> **What you are asked to do**
Restate each line of the listing exactly, without carrying over any pictures.

-------- Provided records --------

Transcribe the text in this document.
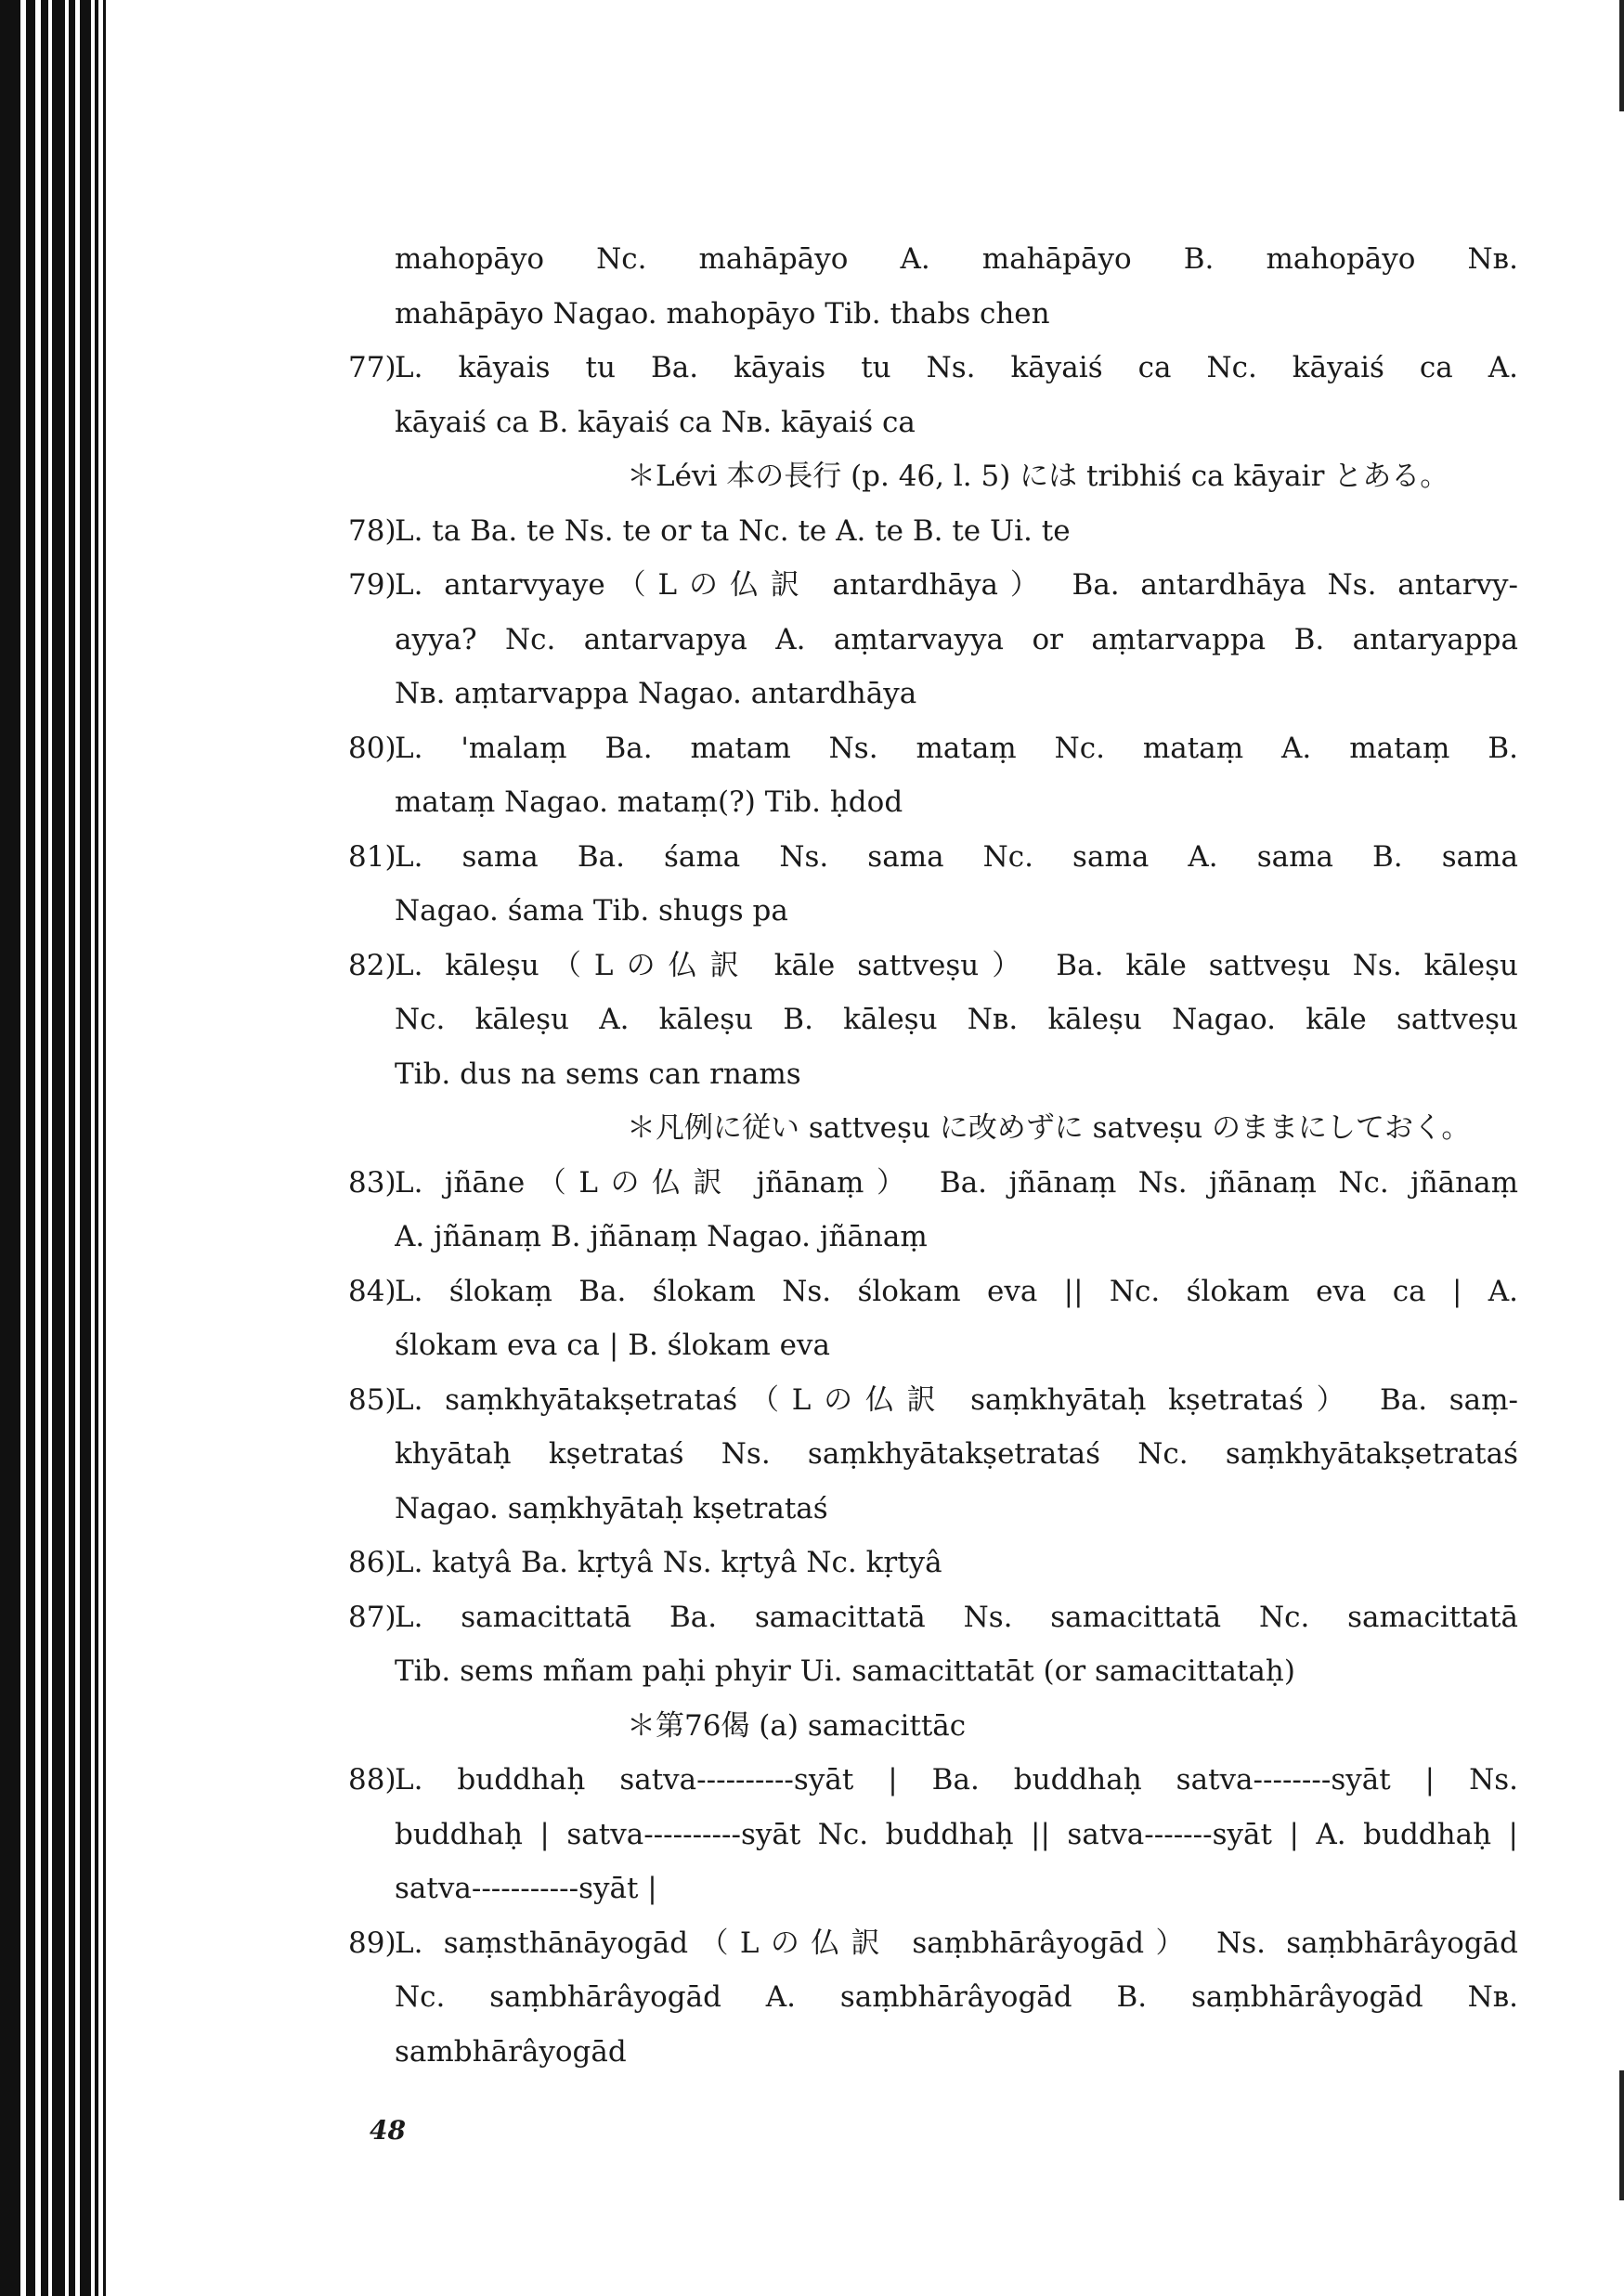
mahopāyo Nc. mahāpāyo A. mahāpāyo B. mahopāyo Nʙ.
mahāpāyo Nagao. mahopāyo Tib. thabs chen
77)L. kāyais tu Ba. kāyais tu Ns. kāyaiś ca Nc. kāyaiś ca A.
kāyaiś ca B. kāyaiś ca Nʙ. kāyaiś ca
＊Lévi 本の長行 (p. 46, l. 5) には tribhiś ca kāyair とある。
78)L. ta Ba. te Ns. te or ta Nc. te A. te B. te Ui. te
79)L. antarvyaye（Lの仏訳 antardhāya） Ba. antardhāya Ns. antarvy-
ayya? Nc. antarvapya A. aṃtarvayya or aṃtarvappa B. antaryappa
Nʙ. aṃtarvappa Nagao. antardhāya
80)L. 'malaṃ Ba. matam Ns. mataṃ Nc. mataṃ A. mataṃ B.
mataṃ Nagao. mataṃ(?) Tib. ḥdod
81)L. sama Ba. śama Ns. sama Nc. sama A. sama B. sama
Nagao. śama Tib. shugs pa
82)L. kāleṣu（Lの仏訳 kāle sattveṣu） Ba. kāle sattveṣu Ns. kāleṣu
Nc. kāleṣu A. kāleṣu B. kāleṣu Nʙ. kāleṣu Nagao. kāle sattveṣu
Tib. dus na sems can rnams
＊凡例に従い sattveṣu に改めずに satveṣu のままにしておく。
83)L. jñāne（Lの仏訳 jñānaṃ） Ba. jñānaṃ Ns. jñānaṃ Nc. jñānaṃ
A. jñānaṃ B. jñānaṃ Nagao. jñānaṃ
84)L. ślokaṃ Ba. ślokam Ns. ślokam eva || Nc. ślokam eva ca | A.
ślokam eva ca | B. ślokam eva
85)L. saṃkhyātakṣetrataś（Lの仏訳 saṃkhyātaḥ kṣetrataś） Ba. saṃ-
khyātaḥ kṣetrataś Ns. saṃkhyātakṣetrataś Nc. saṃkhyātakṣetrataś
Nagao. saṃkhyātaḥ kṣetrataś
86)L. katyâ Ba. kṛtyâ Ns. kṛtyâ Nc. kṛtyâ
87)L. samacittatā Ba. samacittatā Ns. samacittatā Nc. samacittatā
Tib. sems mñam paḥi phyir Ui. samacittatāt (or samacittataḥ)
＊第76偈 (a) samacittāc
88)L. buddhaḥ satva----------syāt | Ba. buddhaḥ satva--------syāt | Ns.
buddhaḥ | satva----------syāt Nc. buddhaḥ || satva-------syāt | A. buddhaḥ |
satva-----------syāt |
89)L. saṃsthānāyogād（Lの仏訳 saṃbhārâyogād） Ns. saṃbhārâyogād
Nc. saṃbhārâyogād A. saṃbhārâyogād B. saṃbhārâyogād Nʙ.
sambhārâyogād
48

--------

> **The response**
Transcribe the text in this document.
mahopāyo Nc. mahāpāyo A. mahāpāyo B. mahopāyo Nʙ.
mahāpāyo Nagao. mahopāyo Tib. thabs chen
77)L. kāyais tu Ba. kāyais tu Ns. kāyaiś ca Nc. kāyaiś ca A.
kāyaiś ca B. kāyaiś ca Nʙ. kāyaiś ca
＊Lévi 本の長行 (p. 46, l. 5) には tribhiś ca kāyair とある。
78)L. ta Ba. te Ns. te or ta Nc. te A. te B. te Ui. te
79)L. antarvyaye（Lの仏訳 antardhāya） Ba. antardhāya Ns. antarvy-
ayya? Nc. antarvapya A. aṃtarvayya or aṃtarvappa B. antaryappa
Nʙ. aṃtarvappa Nagao. antardhāya
80)L. 'malaṃ Ba. matam Ns. mataṃ Nc. mataṃ A. mataṃ B.
mataṃ Nagao. mataṃ(?) Tib. ḥdod
81)L. sama Ba. śama Ns. sama Nc. sama A. sama B. sama
Nagao. śama Tib. shugs pa
82)L. kāleṣu（Lの仏訳 kāle sattveṣu） Ba. kāle sattveṣu Ns. kāleṣu
Nc. kāleṣu A. kāleṣu B. kāleṣu Nʙ. kāleṣu Nagao. kāle sattveṣu
Tib. dus na sems can rnams
＊凡例に従い sattveṣu に改めずに satveṣu のままにしておく。
83)L. jñāne（Lの仏訳 jñānaṃ） Ba. jñānaṃ Ns. jñānaṃ Nc. jñānaṃ
A. jñānaṃ B. jñānaṃ Nagao. jñānaṃ
84)L. ślokaṃ Ba. ślokam Ns. ślokam eva || Nc. ślokam eva ca | A.
ślokam eva ca | B. ślokam eva
85)L. saṃkhyātakṣetrataś（Lの仏訳 saṃkhyātaḥ kṣetrataś） Ba. saṃ-
khyātaḥ kṣetrataś Ns. saṃkhyātakṣetrataś Nc. saṃkhyātakṣetrataś
Nagao. saṃkhyātaḥ kṣetrataś
86)L. katyâ Ba. kṛtyâ Ns. kṛtyâ Nc. kṛtyâ
87)L. samacittatā Ba. samacittatā Ns. samacittatā Nc. samacittatā
Tib. sems mñam paḥi phyir Ui. samacittatāt (or samacittataḥ)
＊第76偈 (a) samacittāc
88)L. buddhaḥ satva----------syāt | Ba. buddhaḥ satva--------syāt | Ns.
buddhaḥ | satva----------syāt Nc. buddhaḥ || satva-------syāt | A. buddhaḥ |
satva-----------syāt |
89)L. saṃsthānāyogād（Lの仏訳 saṃbhārâyogād） Ns. saṃbhārâyogād
Nc. saṃbhārâyogād A. saṃbhārâyogād B. saṃbhārâyogād Nʙ.
sambhārâyogād
48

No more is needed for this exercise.